[start]
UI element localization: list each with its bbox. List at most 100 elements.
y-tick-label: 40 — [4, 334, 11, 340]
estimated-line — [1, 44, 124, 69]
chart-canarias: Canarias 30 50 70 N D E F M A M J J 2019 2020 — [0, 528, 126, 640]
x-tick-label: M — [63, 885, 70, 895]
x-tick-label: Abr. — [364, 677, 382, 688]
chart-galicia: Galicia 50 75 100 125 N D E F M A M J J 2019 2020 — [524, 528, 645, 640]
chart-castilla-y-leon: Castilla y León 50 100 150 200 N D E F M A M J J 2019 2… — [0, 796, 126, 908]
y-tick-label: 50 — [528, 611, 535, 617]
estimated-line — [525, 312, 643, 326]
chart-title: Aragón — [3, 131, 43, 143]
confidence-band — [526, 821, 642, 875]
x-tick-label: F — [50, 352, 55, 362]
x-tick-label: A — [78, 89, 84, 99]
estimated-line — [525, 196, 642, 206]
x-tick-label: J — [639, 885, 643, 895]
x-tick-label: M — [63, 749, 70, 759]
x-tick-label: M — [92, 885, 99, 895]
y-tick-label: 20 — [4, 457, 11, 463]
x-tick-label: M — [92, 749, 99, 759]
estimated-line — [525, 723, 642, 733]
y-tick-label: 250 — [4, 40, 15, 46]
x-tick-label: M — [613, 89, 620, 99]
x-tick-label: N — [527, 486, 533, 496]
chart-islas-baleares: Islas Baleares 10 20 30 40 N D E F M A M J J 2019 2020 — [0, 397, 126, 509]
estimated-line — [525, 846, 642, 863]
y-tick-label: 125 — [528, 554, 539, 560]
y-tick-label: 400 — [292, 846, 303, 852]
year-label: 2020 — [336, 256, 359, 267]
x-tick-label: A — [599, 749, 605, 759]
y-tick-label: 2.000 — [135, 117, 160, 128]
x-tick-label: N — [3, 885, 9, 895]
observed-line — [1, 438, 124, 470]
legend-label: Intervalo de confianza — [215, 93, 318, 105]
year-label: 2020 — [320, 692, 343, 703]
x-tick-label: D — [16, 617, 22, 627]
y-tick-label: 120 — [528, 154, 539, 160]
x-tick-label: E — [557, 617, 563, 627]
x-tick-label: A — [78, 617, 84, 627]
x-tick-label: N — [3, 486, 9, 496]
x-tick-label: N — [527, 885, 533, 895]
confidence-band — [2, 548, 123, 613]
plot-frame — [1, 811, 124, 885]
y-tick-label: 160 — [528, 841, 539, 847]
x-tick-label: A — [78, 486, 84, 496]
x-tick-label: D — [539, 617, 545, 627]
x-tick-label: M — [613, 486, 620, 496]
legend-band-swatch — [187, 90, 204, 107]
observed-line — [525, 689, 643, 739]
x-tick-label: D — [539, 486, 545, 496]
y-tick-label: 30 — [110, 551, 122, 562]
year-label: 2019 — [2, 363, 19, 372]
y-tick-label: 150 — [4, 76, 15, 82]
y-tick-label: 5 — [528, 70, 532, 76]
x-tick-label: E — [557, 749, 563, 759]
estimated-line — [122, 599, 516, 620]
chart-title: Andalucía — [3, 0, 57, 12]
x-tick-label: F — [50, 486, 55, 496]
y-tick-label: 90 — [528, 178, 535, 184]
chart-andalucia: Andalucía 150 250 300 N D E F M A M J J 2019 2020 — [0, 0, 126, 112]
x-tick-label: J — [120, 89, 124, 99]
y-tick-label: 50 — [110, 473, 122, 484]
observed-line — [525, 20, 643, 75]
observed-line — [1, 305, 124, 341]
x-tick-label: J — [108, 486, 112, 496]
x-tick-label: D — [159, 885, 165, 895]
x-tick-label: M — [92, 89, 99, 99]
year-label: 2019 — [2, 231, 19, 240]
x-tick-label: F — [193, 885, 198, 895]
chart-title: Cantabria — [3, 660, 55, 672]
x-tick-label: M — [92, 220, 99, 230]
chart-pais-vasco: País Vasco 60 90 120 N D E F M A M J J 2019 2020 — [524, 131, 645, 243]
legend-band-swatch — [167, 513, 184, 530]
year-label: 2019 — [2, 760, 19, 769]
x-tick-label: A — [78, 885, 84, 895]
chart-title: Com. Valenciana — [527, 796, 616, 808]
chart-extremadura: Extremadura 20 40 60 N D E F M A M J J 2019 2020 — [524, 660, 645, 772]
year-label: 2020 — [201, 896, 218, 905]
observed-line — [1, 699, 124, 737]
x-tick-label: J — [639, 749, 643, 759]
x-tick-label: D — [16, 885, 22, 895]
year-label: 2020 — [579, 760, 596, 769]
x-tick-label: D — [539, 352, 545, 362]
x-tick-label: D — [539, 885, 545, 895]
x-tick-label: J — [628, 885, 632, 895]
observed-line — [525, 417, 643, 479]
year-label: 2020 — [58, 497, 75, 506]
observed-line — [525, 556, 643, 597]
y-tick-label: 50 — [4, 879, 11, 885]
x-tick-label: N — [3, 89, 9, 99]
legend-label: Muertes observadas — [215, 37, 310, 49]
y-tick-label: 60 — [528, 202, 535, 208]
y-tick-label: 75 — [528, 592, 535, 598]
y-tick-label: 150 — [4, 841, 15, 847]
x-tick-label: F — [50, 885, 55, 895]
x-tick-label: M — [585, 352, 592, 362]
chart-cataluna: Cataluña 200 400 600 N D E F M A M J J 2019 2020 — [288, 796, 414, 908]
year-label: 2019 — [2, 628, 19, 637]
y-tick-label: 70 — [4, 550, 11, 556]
[end]
Do this. Rename "estimated-line" to "predicted-line" in the records from the start through the line with "x-tick-label: D — [539, 486, 545, 496]", and give those lines again with nothing else changed.

The solution.
UI element localization: list each with its bbox. List at most 100 elements.
y-tick-label: 40 — [4, 334, 11, 340]
predicted-line — [1, 44, 124, 69]
chart-canarias: Canarias 30 50 70 N D E F M A M J J 2019 2020 — [0, 528, 126, 640]
x-tick-label: M — [63, 885, 70, 895]
x-tick-label: Abr. — [364, 677, 382, 688]
chart-galicia: Galicia 50 75 100 125 N D E F M A M J J 2019 2020 — [524, 528, 645, 640]
chart-castilla-y-leon: Castilla y León 50 100 150 200 N D E F M A M J J 2019 2… — [0, 796, 126, 908]
y-tick-label: 50 — [528, 611, 535, 617]
predicted-line — [525, 312, 643, 326]
chart-title: Aragón — [3, 131, 43, 143]
confidence-band — [526, 821, 642, 875]
x-tick-label: F — [50, 352, 55, 362]
x-tick-label: A — [78, 89, 84, 99]
predicted-line — [525, 196, 642, 206]
x-tick-label: J — [639, 885, 643, 895]
x-tick-label: M — [63, 749, 70, 759]
x-tick-label: M — [92, 885, 99, 895]
y-tick-label: 20 — [4, 457, 11, 463]
x-tick-label: M — [92, 749, 99, 759]
predicted-line — [525, 723, 642, 733]
y-tick-label: 250 — [4, 40, 15, 46]
x-tick-label: M — [613, 89, 620, 99]
x-tick-label: N — [527, 486, 533, 496]
chart-islas-baleares: Islas Baleares 10 20 30 40 N D E F M A M J J 2019 2020 — [0, 397, 126, 509]
predicted-line — [525, 846, 642, 863]
y-tick-label: 125 — [528, 554, 539, 560]
y-tick-label: 400 — [292, 846, 303, 852]
year-label: 2020 — [336, 256, 359, 267]
x-tick-label: A — [599, 749, 605, 759]
y-tick-label: 2.000 — [135, 117, 160, 128]
x-tick-label: N — [3, 885, 9, 895]
observed-line — [1, 438, 124, 470]
legend-label: Intervalo de confianza — [215, 93, 318, 105]
year-label: 2020 — [320, 692, 343, 703]
x-tick-label: D — [16, 617, 22, 627]
y-tick-label: 120 — [528, 154, 539, 160]
x-tick-label: E — [557, 617, 563, 627]
x-tick-label: A — [78, 617, 84, 627]
x-tick-label: N — [3, 486, 9, 496]
x-tick-label: N — [527, 885, 533, 895]
confidence-band — [2, 548, 123, 613]
plot-frame — [1, 811, 124, 885]
y-tick-label: 160 — [528, 841, 539, 847]
x-tick-label: A — [78, 486, 84, 496]
x-tick-label: D — [539, 617, 545, 627]
x-tick-label: M — [613, 486, 620, 496]
legend-band-swatch — [187, 90, 204, 107]
observed-line — [525, 689, 643, 739]
x-tick-label: D — [539, 486, 545, 496]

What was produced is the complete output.